EXTRACTED INFORMATION:

*****

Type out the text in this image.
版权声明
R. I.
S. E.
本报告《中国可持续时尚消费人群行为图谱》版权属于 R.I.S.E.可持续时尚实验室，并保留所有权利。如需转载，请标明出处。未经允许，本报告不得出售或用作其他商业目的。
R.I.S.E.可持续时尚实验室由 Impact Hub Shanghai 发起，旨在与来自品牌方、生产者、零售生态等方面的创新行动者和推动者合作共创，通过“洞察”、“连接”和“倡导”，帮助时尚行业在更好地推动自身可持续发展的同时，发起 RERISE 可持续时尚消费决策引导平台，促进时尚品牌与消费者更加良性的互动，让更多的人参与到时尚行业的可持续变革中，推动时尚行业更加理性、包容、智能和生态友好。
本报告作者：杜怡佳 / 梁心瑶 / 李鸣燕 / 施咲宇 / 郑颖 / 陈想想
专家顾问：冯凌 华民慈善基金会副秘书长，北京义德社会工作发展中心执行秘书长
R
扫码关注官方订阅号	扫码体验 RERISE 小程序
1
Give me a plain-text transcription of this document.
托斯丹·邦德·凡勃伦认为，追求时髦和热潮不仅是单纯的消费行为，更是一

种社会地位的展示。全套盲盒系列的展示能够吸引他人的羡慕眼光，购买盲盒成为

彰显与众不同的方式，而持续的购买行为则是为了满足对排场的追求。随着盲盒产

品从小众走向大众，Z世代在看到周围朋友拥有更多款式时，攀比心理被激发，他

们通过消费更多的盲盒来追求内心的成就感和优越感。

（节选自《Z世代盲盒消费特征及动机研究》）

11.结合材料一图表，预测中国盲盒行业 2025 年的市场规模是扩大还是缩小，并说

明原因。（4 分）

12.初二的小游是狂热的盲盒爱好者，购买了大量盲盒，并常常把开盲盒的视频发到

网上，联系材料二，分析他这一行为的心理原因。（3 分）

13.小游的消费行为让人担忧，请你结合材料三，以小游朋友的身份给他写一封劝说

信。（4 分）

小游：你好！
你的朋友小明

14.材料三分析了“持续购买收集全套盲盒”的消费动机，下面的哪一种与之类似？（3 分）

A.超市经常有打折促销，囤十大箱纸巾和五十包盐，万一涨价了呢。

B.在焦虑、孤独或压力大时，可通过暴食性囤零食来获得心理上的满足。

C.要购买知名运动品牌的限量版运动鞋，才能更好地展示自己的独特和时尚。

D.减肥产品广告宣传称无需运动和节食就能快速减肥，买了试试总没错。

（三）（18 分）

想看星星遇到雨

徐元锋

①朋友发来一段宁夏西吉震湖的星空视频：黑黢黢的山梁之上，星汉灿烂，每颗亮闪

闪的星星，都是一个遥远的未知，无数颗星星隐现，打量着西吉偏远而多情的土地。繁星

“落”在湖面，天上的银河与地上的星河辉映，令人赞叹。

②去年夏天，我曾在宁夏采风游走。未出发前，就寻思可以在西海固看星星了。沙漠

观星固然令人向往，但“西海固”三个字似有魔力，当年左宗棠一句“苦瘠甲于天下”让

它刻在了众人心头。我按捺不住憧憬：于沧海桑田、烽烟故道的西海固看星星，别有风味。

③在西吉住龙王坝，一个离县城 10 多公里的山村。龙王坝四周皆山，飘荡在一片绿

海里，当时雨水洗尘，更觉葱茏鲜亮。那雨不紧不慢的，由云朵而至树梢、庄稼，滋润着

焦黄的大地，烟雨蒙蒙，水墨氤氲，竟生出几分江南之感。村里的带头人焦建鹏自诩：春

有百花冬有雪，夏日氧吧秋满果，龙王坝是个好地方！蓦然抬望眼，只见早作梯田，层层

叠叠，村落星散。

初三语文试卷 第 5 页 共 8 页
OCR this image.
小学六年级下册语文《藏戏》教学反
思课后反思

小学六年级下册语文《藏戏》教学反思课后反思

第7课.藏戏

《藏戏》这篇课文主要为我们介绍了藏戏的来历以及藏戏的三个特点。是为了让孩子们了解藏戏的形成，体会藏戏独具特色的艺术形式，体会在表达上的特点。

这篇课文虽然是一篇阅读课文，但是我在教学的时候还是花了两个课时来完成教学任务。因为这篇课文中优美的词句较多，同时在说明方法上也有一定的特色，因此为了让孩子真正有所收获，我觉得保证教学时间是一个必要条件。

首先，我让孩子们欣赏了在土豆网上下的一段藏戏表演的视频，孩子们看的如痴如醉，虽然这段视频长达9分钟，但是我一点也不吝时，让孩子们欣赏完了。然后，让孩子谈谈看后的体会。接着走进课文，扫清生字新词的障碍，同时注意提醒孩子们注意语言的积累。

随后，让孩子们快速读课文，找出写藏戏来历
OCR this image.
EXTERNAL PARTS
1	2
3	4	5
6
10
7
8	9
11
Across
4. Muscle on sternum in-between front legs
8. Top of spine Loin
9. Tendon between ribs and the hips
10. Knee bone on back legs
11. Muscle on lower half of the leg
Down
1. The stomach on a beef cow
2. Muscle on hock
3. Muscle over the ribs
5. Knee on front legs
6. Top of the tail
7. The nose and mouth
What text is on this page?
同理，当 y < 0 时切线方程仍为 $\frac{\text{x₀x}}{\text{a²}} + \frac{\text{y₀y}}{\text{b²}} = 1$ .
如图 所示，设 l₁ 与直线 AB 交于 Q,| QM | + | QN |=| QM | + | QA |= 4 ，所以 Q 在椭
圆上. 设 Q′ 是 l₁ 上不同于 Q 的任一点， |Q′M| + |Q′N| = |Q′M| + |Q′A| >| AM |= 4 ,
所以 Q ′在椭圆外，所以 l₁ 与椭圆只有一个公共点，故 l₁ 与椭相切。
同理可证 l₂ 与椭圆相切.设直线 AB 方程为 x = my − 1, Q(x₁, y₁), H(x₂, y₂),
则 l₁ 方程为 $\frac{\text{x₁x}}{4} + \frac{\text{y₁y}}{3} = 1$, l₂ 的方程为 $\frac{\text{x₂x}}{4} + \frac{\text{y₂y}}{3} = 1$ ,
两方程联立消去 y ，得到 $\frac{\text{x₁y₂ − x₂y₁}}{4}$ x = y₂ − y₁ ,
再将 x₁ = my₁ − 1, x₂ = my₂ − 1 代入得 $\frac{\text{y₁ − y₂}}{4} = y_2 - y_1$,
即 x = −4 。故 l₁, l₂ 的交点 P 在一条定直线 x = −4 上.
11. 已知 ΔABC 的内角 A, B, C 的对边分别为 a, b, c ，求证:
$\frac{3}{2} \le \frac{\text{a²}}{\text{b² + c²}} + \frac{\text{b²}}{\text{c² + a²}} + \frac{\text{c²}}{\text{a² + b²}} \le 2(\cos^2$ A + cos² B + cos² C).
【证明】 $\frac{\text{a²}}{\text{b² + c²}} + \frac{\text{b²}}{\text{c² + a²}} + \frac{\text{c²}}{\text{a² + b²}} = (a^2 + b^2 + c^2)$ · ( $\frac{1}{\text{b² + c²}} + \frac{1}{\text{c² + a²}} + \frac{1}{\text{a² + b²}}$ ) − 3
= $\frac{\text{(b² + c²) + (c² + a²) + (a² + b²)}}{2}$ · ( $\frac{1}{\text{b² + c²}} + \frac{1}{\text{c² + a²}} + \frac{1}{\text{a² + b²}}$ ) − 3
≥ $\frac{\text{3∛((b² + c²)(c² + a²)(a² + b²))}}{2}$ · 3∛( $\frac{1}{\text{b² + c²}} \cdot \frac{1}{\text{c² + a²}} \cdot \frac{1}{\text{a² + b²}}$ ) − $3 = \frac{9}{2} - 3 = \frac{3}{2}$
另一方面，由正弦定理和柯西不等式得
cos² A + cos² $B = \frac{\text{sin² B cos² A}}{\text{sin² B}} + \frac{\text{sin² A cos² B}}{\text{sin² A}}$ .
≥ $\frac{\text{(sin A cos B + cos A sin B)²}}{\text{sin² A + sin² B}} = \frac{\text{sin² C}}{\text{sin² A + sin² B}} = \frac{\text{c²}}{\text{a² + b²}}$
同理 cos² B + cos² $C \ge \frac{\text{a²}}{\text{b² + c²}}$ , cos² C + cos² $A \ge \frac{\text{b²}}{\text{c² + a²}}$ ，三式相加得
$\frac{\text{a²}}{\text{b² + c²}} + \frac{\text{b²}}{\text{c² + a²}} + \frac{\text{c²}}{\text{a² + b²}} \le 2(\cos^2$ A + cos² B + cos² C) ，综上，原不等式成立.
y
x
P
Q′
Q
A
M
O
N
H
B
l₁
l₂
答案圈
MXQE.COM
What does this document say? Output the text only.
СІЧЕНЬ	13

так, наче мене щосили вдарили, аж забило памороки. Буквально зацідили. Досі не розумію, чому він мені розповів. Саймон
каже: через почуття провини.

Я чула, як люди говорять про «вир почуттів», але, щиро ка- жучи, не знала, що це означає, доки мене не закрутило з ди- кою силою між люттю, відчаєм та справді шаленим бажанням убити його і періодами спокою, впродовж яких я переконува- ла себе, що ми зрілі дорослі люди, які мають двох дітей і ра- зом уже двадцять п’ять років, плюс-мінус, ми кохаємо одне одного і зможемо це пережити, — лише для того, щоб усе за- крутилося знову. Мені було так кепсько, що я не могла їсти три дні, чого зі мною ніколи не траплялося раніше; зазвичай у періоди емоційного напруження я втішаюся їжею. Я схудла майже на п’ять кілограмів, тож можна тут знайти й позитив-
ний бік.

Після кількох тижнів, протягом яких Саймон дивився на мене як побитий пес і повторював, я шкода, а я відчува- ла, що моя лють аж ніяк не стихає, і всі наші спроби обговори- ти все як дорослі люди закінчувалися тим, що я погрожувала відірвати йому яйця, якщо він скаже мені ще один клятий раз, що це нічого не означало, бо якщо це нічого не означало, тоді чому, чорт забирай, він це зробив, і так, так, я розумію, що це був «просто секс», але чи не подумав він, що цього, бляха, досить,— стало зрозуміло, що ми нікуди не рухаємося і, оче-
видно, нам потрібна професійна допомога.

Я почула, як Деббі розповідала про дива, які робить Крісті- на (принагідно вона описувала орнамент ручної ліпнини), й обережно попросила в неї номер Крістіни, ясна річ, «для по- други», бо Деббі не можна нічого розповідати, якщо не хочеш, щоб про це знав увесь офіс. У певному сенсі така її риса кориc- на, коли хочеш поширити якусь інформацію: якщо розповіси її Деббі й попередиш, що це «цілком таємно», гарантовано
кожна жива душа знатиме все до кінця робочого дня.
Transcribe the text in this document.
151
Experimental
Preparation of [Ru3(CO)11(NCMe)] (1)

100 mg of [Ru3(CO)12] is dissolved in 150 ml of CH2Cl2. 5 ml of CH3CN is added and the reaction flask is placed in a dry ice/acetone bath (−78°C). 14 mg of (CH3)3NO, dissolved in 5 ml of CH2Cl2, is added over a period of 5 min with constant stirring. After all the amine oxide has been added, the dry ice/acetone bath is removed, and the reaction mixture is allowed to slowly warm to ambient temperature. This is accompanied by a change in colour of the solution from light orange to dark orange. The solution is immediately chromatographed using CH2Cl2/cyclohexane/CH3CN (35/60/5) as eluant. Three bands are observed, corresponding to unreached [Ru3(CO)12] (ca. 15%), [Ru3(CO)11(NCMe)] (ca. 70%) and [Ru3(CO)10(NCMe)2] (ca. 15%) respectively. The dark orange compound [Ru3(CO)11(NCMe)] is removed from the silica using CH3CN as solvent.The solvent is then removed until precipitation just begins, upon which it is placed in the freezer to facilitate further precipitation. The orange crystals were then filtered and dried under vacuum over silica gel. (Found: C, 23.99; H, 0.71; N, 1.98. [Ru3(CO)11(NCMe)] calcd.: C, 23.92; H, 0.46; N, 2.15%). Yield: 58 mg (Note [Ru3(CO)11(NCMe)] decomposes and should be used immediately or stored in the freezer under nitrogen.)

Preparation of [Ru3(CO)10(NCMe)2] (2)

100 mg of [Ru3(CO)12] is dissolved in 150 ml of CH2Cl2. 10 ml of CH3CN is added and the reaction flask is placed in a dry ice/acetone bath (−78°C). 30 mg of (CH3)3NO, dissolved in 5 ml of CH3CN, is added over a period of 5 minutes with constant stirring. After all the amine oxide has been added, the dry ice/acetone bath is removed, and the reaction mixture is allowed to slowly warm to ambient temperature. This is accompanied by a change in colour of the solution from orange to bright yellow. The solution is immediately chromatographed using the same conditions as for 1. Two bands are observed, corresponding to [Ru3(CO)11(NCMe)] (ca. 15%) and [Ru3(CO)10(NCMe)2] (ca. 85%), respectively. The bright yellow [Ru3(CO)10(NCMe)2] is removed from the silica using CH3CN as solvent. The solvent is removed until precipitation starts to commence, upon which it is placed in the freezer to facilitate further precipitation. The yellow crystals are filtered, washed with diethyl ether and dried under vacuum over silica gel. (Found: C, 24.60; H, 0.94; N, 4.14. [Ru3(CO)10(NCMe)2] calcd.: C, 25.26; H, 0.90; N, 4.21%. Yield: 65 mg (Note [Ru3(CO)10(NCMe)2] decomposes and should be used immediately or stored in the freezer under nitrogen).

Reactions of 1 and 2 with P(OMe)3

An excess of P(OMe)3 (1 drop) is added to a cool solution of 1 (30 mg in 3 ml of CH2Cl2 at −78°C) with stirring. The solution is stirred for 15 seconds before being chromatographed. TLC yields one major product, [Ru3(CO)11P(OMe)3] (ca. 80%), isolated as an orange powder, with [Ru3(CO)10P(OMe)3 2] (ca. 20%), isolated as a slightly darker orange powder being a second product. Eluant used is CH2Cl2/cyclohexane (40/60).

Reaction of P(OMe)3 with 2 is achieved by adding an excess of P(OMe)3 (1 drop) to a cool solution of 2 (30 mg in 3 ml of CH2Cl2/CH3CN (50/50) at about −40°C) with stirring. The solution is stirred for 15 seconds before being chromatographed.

*****

WORK TO BE COMPLETED: Report how many lines above hold the string "cos²", giving nothing but the number.

THE SOLUTION: 4